What you will do -> Can you reproduce the text on assessing explanations of neurons, starting with "Rigorously Assessing Natural" and going on through "in some cases.", with "error rates" swapped for "failure rates" throughout?

Quoted passage ->
Rigorously Assessing Natural Language Explanations of Neurons
This addresses the challenge of interpretability in AI for researchers and practitioners, but it is incremental as it builds on prior work to provide a more rigorous evaluation framework.
The paper tackles the problem of evaluating the faithfulness of natural language explanations for neurons in large language models, developing observational and intervention modes of assessment. It applies this framework to GPT-4-generated explanations for GPT-2 XL neurons, finding high error rates and low causal efficacy, with error rates up to 90% in some cases.
Natural language is an appealing medium for explaining how large language models process and store information, but evaluating the faithfulness of such explanations is challenging. To help address this, we develop two modes of evaluation for natural language explanations that claim individual neurons represent a concept in a text input. In the observational mode, we evaluate claims that a neuron $a$ activates on all and only input strings that refer to a concept picked out by the proposed explanation $E$. In the intervention mode, we construe $E$ as a claim that the neuron $a$ is a causal mediator of the concept denoted by $E$. We apply our framework to the GPT-4-generated explanations of GPT-2 XL neurons of Bills et al. (2023) and show that even the most confident explanations have high error rates and little to no causal efficacy. We close the paper by critically assessing whether natural language is a good choice for explanations and whether neurons are the best level of analysis.

Information provided ->
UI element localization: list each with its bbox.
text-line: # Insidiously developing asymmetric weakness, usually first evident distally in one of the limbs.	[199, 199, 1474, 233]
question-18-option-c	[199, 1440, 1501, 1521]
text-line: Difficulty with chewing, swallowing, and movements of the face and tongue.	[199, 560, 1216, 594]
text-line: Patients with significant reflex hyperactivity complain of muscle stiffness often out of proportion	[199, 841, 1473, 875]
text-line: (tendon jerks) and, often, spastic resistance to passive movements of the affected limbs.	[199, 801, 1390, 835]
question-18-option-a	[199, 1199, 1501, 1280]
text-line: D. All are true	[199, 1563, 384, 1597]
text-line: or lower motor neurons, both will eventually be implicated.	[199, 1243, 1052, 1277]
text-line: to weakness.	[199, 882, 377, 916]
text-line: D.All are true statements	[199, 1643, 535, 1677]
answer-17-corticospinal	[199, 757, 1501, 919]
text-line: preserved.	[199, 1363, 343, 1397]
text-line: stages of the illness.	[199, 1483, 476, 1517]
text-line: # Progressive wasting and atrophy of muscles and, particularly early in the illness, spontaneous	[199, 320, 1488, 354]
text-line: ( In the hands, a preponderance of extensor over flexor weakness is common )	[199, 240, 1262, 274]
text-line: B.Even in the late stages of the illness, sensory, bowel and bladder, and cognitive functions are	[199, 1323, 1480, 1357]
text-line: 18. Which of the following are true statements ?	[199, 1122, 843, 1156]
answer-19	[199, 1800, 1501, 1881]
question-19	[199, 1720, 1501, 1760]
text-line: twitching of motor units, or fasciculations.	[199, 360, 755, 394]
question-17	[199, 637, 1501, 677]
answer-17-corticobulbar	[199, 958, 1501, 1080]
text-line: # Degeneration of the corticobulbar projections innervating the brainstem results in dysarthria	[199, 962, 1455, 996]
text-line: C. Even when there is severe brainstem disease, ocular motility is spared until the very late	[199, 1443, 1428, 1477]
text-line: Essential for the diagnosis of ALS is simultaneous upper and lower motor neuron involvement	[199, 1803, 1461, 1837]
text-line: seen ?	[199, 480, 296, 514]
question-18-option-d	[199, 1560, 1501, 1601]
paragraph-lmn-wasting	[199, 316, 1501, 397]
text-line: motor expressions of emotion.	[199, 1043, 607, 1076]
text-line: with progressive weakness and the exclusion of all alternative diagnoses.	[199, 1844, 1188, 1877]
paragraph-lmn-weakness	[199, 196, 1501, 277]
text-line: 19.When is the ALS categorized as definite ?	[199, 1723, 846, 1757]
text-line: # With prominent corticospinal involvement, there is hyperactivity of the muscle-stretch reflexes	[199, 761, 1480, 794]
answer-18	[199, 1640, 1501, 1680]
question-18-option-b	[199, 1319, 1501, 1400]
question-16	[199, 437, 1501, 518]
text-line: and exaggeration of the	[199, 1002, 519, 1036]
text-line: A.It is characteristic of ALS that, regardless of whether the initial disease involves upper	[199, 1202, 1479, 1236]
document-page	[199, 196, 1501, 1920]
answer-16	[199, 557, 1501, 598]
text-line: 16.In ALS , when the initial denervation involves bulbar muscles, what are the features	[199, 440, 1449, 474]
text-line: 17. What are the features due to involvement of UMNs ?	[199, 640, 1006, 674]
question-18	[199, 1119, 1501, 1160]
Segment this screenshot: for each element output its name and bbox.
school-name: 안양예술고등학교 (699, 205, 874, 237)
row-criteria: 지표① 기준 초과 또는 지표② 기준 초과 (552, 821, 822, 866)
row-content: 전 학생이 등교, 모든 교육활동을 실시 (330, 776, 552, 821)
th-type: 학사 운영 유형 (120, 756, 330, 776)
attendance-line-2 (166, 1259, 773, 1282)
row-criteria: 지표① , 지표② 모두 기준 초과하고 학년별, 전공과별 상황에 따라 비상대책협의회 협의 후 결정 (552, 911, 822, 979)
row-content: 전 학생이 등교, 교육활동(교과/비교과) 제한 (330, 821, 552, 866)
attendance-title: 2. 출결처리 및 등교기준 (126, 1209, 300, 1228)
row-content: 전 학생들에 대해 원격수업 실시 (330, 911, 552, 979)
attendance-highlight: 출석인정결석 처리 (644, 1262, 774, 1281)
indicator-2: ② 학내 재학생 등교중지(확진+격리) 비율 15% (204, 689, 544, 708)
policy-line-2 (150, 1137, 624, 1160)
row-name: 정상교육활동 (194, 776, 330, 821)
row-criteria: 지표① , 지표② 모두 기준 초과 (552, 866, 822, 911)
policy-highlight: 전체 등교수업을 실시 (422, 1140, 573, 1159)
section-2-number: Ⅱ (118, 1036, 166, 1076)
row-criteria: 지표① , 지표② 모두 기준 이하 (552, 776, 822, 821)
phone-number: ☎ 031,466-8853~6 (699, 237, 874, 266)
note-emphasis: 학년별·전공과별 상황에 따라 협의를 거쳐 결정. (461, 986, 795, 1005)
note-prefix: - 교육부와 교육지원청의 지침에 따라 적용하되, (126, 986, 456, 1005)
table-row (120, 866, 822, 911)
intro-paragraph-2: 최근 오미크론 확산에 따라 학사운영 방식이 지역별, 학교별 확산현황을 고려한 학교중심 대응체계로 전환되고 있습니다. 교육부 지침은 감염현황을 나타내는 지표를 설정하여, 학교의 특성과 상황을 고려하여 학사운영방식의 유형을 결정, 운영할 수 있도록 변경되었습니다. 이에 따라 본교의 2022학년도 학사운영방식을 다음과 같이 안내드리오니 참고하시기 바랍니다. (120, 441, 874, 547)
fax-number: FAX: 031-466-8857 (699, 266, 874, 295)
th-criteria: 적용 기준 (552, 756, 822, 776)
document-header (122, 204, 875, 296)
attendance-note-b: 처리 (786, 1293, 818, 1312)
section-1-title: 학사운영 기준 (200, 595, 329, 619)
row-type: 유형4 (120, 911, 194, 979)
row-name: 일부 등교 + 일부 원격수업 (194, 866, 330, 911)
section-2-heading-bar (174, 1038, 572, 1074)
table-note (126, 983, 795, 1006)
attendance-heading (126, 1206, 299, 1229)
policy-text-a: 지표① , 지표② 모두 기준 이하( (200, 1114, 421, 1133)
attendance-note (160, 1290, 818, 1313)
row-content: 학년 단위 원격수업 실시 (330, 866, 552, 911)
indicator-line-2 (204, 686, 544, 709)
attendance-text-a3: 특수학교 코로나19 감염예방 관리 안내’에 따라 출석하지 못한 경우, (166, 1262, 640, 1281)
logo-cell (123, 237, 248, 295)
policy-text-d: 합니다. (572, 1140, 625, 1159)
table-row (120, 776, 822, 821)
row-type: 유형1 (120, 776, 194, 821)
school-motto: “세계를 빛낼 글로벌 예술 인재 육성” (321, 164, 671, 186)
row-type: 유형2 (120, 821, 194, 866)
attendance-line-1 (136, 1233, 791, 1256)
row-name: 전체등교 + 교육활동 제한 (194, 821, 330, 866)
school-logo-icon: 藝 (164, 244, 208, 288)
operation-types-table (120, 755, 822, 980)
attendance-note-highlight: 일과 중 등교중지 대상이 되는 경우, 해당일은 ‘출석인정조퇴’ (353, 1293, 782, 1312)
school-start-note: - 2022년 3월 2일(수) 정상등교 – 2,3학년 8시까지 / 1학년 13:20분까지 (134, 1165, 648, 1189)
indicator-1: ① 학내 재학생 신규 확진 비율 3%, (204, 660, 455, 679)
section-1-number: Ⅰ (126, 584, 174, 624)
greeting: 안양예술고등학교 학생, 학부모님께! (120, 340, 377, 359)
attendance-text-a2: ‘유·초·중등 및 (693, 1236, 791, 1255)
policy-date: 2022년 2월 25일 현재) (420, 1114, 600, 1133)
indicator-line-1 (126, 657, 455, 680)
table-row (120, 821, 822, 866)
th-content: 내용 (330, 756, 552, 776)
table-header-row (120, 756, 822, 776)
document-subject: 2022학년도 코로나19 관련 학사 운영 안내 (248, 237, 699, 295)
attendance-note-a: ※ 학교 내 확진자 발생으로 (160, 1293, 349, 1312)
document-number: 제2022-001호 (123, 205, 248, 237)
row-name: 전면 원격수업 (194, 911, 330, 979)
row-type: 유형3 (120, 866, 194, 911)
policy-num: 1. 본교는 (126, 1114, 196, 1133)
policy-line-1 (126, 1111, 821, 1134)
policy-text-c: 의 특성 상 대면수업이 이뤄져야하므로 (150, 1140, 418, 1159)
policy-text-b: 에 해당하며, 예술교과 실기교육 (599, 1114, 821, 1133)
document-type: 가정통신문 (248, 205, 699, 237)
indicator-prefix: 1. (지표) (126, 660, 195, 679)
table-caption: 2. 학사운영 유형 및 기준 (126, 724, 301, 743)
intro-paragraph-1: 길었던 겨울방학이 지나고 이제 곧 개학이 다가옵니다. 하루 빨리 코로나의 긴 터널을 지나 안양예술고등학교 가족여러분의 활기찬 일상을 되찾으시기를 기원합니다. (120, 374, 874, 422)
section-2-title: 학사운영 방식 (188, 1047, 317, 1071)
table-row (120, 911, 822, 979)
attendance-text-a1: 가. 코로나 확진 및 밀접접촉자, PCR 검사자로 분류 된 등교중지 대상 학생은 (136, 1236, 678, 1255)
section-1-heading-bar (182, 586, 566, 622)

Your response ->
Rigorously Assessing Natural Language Explanations of Neurons
This addresses the challenge of interpretability in AI for researchers and practitioners, but it is incremental as it builds on prior work to provide a more rigorous evaluation framework.
The paper tackles the problem of evaluating the faithfulness of natural language explanations for neurons in large language models, developing observational and intervention modes of assessment. It applies this framework to GPT-4-generated explanations for GPT-2 XL neurons, finding high failure rates and low causal efficacy, with failure rates up to 90% in some cases.